Return all of the entries exactly as written.
━━━ Listing ━━━
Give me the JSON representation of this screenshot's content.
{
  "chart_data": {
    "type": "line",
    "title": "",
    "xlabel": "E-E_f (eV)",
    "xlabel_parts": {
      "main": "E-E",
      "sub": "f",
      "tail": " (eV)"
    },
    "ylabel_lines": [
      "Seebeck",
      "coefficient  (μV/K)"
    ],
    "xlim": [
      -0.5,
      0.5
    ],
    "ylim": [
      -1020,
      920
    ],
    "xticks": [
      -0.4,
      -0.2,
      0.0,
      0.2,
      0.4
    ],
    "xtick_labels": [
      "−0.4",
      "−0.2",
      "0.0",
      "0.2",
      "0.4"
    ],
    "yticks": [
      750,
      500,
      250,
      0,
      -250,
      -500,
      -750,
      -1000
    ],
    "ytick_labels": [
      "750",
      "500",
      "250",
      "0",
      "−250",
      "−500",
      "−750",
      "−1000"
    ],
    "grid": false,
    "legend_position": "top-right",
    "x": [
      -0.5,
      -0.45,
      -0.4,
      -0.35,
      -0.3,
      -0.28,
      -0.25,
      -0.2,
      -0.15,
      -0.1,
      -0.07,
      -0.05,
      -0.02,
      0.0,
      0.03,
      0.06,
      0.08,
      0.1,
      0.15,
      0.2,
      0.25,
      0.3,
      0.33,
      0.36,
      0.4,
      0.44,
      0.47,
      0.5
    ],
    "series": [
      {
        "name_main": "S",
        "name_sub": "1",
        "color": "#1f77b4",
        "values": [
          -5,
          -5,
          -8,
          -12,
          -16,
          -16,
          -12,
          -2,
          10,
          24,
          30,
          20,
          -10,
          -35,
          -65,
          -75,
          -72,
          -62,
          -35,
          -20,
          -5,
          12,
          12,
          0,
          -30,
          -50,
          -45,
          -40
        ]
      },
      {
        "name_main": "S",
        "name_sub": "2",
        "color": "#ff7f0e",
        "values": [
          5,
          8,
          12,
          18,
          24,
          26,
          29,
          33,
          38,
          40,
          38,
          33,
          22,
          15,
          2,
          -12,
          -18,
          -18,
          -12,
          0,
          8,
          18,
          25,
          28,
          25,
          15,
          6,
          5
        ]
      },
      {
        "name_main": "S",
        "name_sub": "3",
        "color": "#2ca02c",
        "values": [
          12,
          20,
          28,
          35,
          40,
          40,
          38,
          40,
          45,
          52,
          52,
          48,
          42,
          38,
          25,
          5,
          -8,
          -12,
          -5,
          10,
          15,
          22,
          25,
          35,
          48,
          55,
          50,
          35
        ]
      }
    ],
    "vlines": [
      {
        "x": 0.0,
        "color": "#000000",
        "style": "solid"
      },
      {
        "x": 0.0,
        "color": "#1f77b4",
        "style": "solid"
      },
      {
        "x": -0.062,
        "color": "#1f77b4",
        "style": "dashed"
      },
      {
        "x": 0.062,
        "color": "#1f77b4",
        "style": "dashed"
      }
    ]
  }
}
━━━
**Task output**.
Give me the JSON representation of this screenshot's content.
{
  "chart_data": {
    "type": "line",
    "title": "",
    "xlabel": "E-E_f (eV)",
    "xlabel_parts": {
      "main": "E-E",
      "sub": "f",
      "tail": " (eV)"
    },
    "ylabel_lines": [
      "Seebeck",
      "coefficient  (μV/K)"
    ],
    "xlim": [
      -0.5,
      0.5
    ],
    "ylim": [
      -1020,
      920
    ],
    "xticks": [
      -0.4,
      -0.2,
      0.0,
      0.2,
      0.4
    ],
    "xtick_labels": [
      "−0.4",
      "−0.2",
      "0.0",
      "0.2",
      "0.4"
    ],
    "yticks": [
      750,
      500,
      250,
      0,
      -250,
      -500,
      -750,
      -1000
    ],
    "ytick_labels": [
      "750",
      "500",
      "250",
      "0",
      "−250",
      "−500",
      "−750",
      "−1000"
    ],
    "grid": false,
    "legend_position": "top-right",
    "x": [
      -0.5,
      -0.45,
      -0.4,
      -0.35,
      -0.3,
      -0.28,
      -0.25,
      -0.2,
      -0.15,
      -0.1,
      -0.07,
      -0.05,
      -0.02,
      0.0,
      0.03,
      0.06,
      0.08,
      0.1,
      0.15,
      0.2,
      0.25,
      0.3,
      0.33,
      0.36,
      0.4,
      0.44,
      0.47,
      0.5
    ],
    "series": [
      {
        "name_main": "S",
        "name_sub": "1",
        "color": "#1f77b4",
        "values": [
          -5,
          -5,
          -8,
          -12,
          -16,
          -16,
          -12,
          -2,
          10,
          24,
          30,
          20,
          -10,
          -35,
          -65,
          -75,
          -72,
          -62,
          -35,
          -20,
          -5,
          12,
          12,
          0,
          -30,
          -50,
          -45,
          -40
        ]
      },
      {
        "name_main": "S",
        "name_sub": "2",
        "color": "#ff7f0e",
        "values": [
          5,
          8,
          12,
          18,
          24,
          26,
          29,
          33,
          38,
          40,
          38,
          33,
          22,
          15,
          2,
          -12,
          -18,
          -18,
          -12,
          0,
          8,
          18,
          25,
          28,
          25,
          15,
          6,
          5
        ]
      },
      {
        "name_main": "S",
        "name_sub": "3",
        "color": "#2ca02c",
        "values": [
          12,
          20,
          28,
          35,
          40,
          40,
          38,
          40,
          45,
          52,
          52,
          48,
          42,
          38,
          25,
          5,
          -8,
          -12,
          -5,
          10,
          15,
          22,
          25,
          35,
          48,
          55,
          50,
          35
        ]
      }
    ],
    "vlines": [
      {
        "x": 0.0,
        "color": "#000000",
        "style": "solid"
      },
      {
        "x": 0.0,
        "color": "#1f77b4",
        "style": "solid"
      },
      {
        "x": -0.062,
        "color": "#1f77b4",
        "style": "dashed"
      },
      {
        "x": 0.062,
        "color": "#1f77b4",
        "style": "dashed"
      }
    ]
  }
}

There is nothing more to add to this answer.